[STATED TASK]
Leave out the images; return the rest of the data exactly.

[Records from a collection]
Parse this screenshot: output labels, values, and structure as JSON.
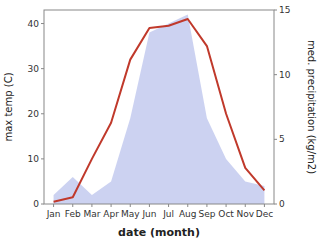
{
  "chart_data": {
    "type": "line",
    "x_label": "date (month)",
    "y_label": "max temp (C)",
    "y2_label": "med. precipitation (kg/m2)",
    "categories": [
      "Jan",
      "Feb",
      "Mar",
      "Apr",
      "May",
      "Jun",
      "Jul",
      "Aug",
      "Sep",
      "Oct",
      "Nov",
      "Dec"
    ],
    "series": [
      {
        "type": "area",
        "axis": "y2",
        "color": "#aab4e8",
        "values": [
          0.697674418604651,
          2.093023255813953,
          0.697674418604651,
          1.744186046511628,
          6.627906976744186,
          13.255813953488373,
          13.953488372093023,
          14.651162790697674,
          6.627906976744186,
          3.488372093023256,
          1.744186046511628,
          1.395348837209302
        ]
      },
      {
        "type": "line",
        "color": "#c0392b",
        "values": [
          0.5,
          1.5,
          10,
          18,
          32,
          39,
          39.5,
          41,
          35,
          20,
          8,
          3
        ]
      }
    ],
    "ylim": [
      0,
      43
    ],
    "yticks": [
      0,
      10,
      20,
      30,
      40
    ],
    "y2lim": [
      0,
      15
    ],
    "y2ticks": [
      0,
      5,
      10,
      15
    ],
    "grid": false
  }
}
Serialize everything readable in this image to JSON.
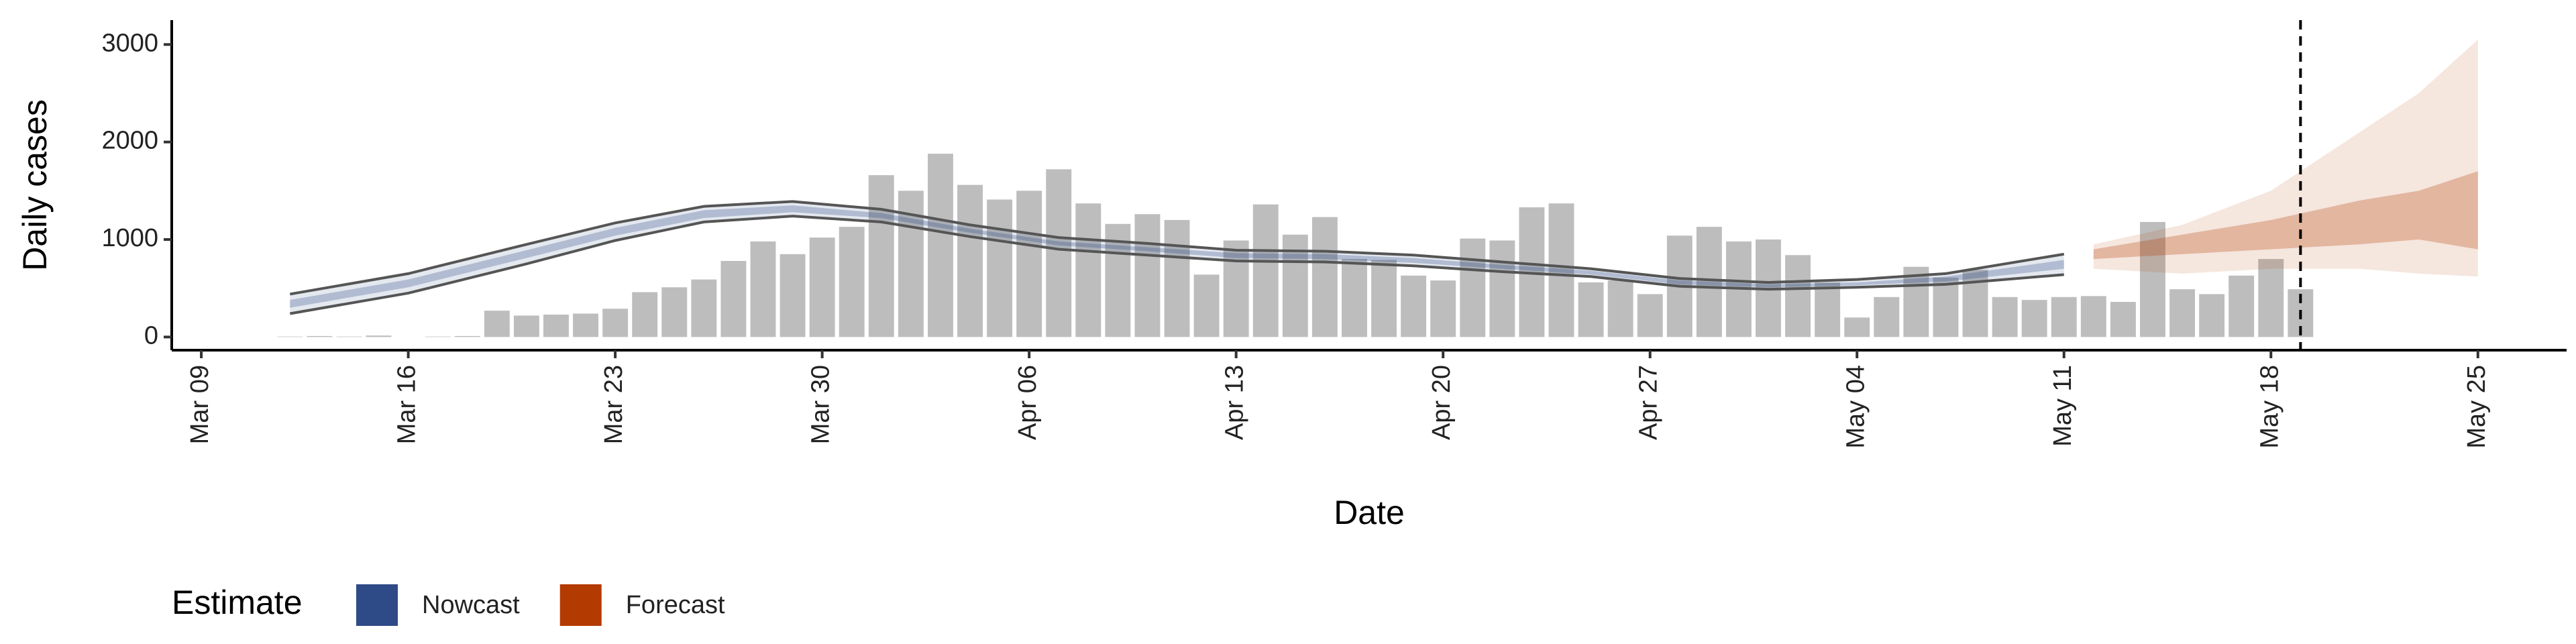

[REPLY TO THE EXERCISE]
Parse this screenshot: output labels, values, and structure as JSON.
{
  "chart_data": {
    "type": "line",
    "x_label": "date (month)",
    "y_label": "max temp (C)",
    "y2_label": "med. precipitation (kg/m2)",
    "categories": [
      "Jan",
      "Feb",
      "Mar",
      "Apr",
      "May",
      "Jun",
      "Jul",
      "Aug",
      "Sep",
      "Oct",
      "Nov",
      "Dec"
    ],
    "series": [
      {
        "type": "area",
        "axis": "y2",
        "color": "#aab4e8",
        "values": [
          0.697674418604651,
          2.093023255813953,
          0.697674418604651,
          1.744186046511628,
          6.627906976744186,
          13.255813953488373,
          13.953488372093023,
          14.651162790697674,
          6.627906976744186,
          3.488372093023256,
          1.744186046511628,
          1.395348837209302
        ]
      },
      {
        "type": "line",
        "color": "#c0392b",
        "values": [
          0.5,
          1.5,
          10,
          18,
          32,
          39,
          39.5,
          41,
          35,
          20,
          8,
          3
        ]
      }
    ],
    "ylim": [
      0,
      43
    ],
    "yticks": [
      0,
      10,
      20,
      30,
      40
    ],
    "y2lim": [
      0,
      15
    ],
    "y2ticks": [
      0,
      5,
      10,
      15
    ],
    "grid": false
  }
}
Serialize everything readable in this image to JSON.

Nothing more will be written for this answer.